-- start of DATA PROVIDED --
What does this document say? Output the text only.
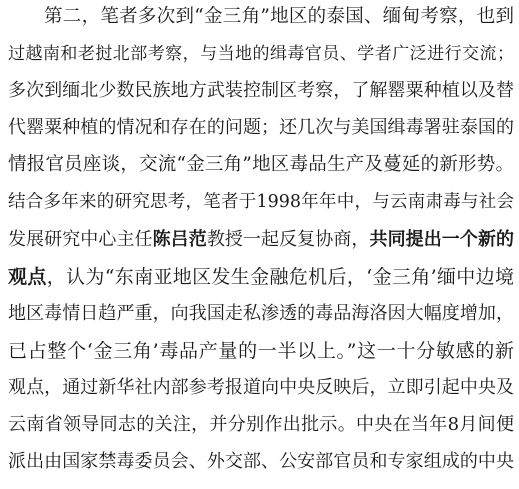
第二，笔者多次到“金三角”地区的泰国、缅甸考察，也到
过越南和老挝北部考察，与当地的缉毒官员、学者广泛进行交流；
多次到缅北少数民族地方武装控制区考察，了解罂粟种植以及替
代罂粟种植的情况和存在的问题；还几次与美国缉毒署驻泰国的
情报官员座谈，交流“金三角”地区毒品生产及蔓延的新形势。
结合多年来的研究思考，笔者于1998年年中，与云南肃毒与社会
发展研究中心主任陈吕范教授一起反复协商，共同提出一个新的
观点，认为“东南亚地区发生金融危机后，‘金三角’缅中边境
地区毒情日趋严重，向我国走私渗透的毒品海洛因大幅度增加，
已占整个‘金三角’毒品产量的一半以上。”这一十分敏感的新
观点，通过新华社内部参考报道向中央反映后，立即引起中央及
云南省领导同志的关注，并分别作出批示。中央在当年8月间便
派出由国家禁毒委员会、外交部、公安部官员和专家组成的中央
-- end of DATA PROVIDED --
Copy the entries exactly. Leave out the images.

What does this document say? Output the text only.
第二，笔者多次到“金三角”地区的泰国、缅甸考察，也到
过越南和老挝北部考察，与当地的缉毒官员、学者广泛进行交流；
多次到缅北少数民族地方武装控制区考察，了解罂粟种植以及替
代罂粟种植的情况和存在的问题；还几次与美国缉毒署驻泰国的
情报官员座谈，交流“金三角”地区毒品生产及蔓延的新形势。
结合多年来的研究思考，笔者于1998年年中，与云南肃毒与社会
发展研究中心主任陈吕范教授一起反复协商，共同提出一个新的
观点，认为“东南亚地区发生金融危机后，‘金三角’缅中边境
地区毒情日趋严重，向我国走私渗透的毒品海洛因大幅度增加，
已占整个‘金三角’毒品产量的一半以上。”这一十分敏感的新
观点，通过新华社内部参考报道向中央反映后，立即引起中央及
云南省领导同志的关注，并分别作出批示。中央在当年8月间便
派出由国家禁毒委员会、外交部、公安部官员和专家组成的中央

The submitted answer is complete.